=== EXERCISE AIM ===
Skip every image and restate the data word for word.

=== Extracted data entries ===
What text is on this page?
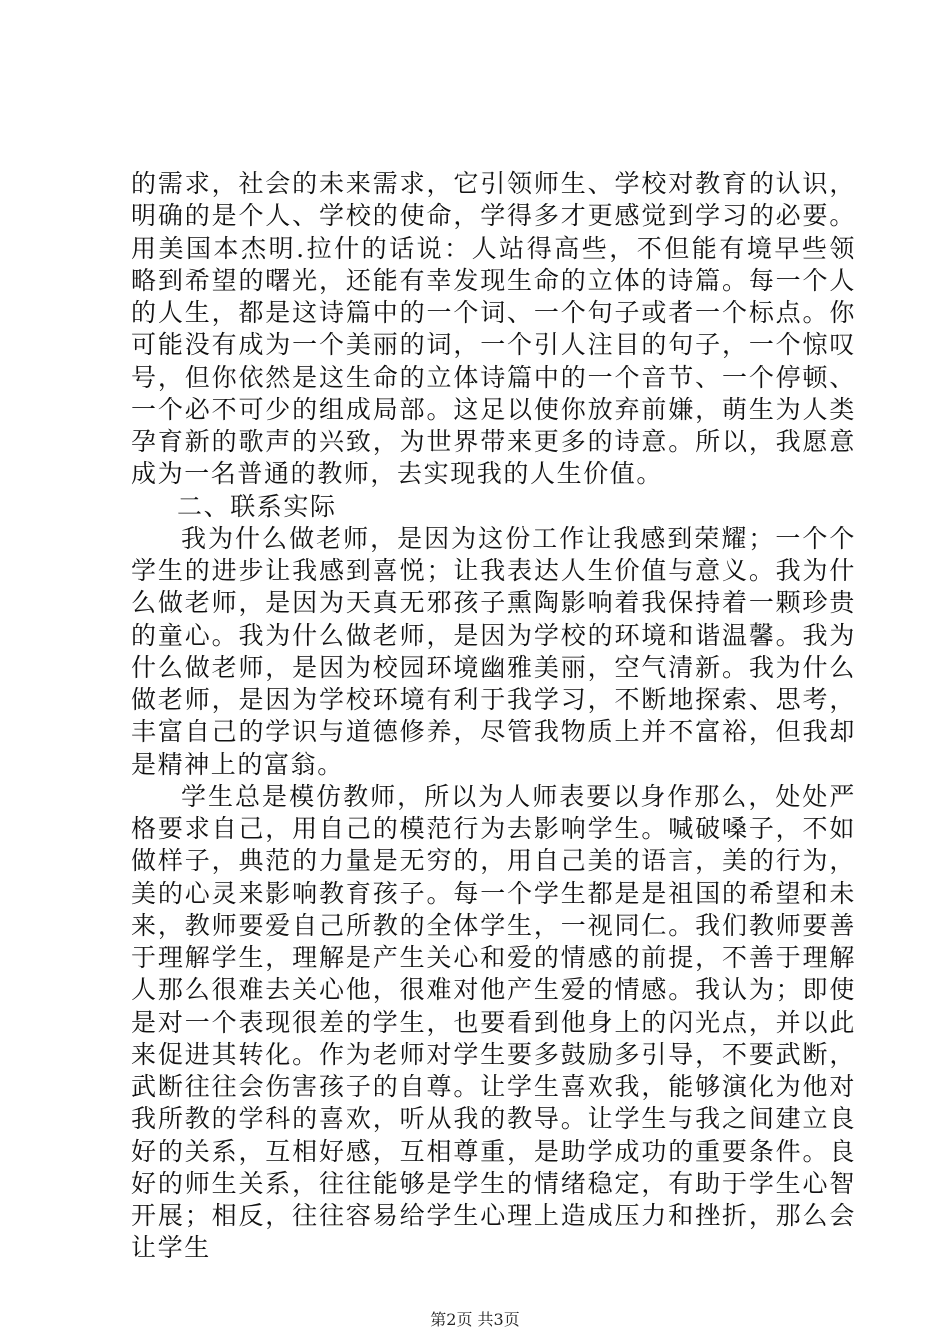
的需求，社会的未来需求，它引领师生、学校对教育的认识，明确的是个人、学校的使命，学得多才更感觉到学习的必要。用美国本杰明.拉什的话说：人站得高些，不但能有境早些领略到希望的曙光，还能有幸发现生命的立体的诗篇。每一个人的人生，都是这诗篇中的一个词、一个句子或者一个标点。你可能没有成为一个美丽的词，一个引人注目的句子，一个惊叹号，但你依然是这生命的立体诗篇中的一个音节、一个停顿、一个必不可少的组成局部。这足以使你放弃前嫌，萌生为人类孕育新的歌声的兴致，为世界带来更多的诗意。所以，我愿意成为一名普通的教师，去实现我的人生价值。

二、联系实际

我为什么做老师，是因为这份工作让我感到荣耀；一个个学生的进步让我感到喜悦；让我表达人生价值与意义。我为什么做老师，是因为天真无邪孩子熏陶影响着我保持着一颗珍贵的童心。我为什么做老师，是因为学校的环境和谐温馨。我为什么做老师，是因为校园环境幽雅美丽，空气清新。我为什么做老师，是因为学校环境有利于我学习，不断地探索、思考，丰富自己的学识与道德修养，尽管我物质上并不富裕，但我却是精神上的富翁。

学生总是模仿教师，所以为人师表要以身作那么，处处严格要求自己，用自己的模范行为去影响学生。喊破嗓子，不如做样子，典范的力量是无穷的，用自己美的语言，美的行为，美的心灵来影响教育孩子。每一个学生都是是祖国的希望和未来，教师要爱自己所教的全体学生，一视同仁。我们教师要善于理解学生，理解是产生关心和爱的情感的前提，不善于理解人那么很难去关心他，很难对他产生爱的情感。我认为；即使是对一个表现很差的学生，也要看到他身上的闪光点，并以此来促进其转化。作为老师对学生要多鼓励多引导，不要武断，武断往往会伤害孩子的自尊。让学生喜欢我，能够演化为他对我所教的学科的喜欢，听从我的教导。让学生与我之间建立良好的关系，互相好感，互相尊重，是助学成功的重要条件。良好的师生关系，往往能够是学生的情绪稳定，有助于学生心智开展；相反，往往容易给学生心理上造成压力和挫折，那么会让学生

第2页 共3页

=== IN RESPONSE ===
What text is on this page?
的需求，社会的未来需求，它引领师生、学校对教育的认识，明确的是个人、学校的使命，学得多才更感觉到学习的必要。用美国本杰明.拉什的话说：人站得高些，不但能有境早些领略到希望的曙光，还能有幸发现生命的立体的诗篇。每一个人的人生，都是这诗篇中的一个词、一个句子或者一个标点。你可能没有成为一个美丽的词，一个引人注目的句子，一个惊叹号，但你依然是这生命的立体诗篇中的一个音节、一个停顿、一个必不可少的组成局部。这足以使你放弃前嫌，萌生为人类孕育新的歌声的兴致，为世界带来更多的诗意。所以，我愿意成为一名普通的教师，去实现我的人生价值。

二、联系实际

我为什么做老师，是因为这份工作让我感到荣耀；一个个学生的进步让我感到喜悦；让我表达人生价值与意义。我为什么做老师，是因为天真无邪孩子熏陶影响着我保持着一颗珍贵的童心。我为什么做老师，是因为学校的环境和谐温馨。我为什么做老师，是因为校园环境幽雅美丽，空气清新。我为什么做老师，是因为学校环境有利于我学习，不断地探索、思考，丰富自己的学识与道德修养，尽管我物质上并不富裕，但我却是精神上的富翁。

学生总是模仿教师，所以为人师表要以身作那么，处处严格要求自己，用自己的模范行为去影响学生。喊破嗓子，不如做样子，典范的力量是无穷的，用自己美的语言，美的行为，美的心灵来影响教育孩子。每一个学生都是是祖国的希望和未来，教师要爱自己所教的全体学生，一视同仁。我们教师要善于理解学生，理解是产生关心和爱的情感的前提，不善于理解人那么很难去关心他，很难对他产生爱的情感。我认为；即使是对一个表现很差的学生，也要看到他身上的闪光点，并以此来促进其转化。作为老师对学生要多鼓励多引导，不要武断，武断往往会伤害孩子的自尊。让学生喜欢我，能够演化为他对我所教的学科的喜欢，听从我的教导。让学生与我之间建立良好的关系，互相好感，互相尊重，是助学成功的重要条件。良好的师生关系，往往能够是学生的情绪稳定，有助于学生心智开展；相反，往往容易给学生心理上造成压力和挫折，那么会让学生

第2页 共3页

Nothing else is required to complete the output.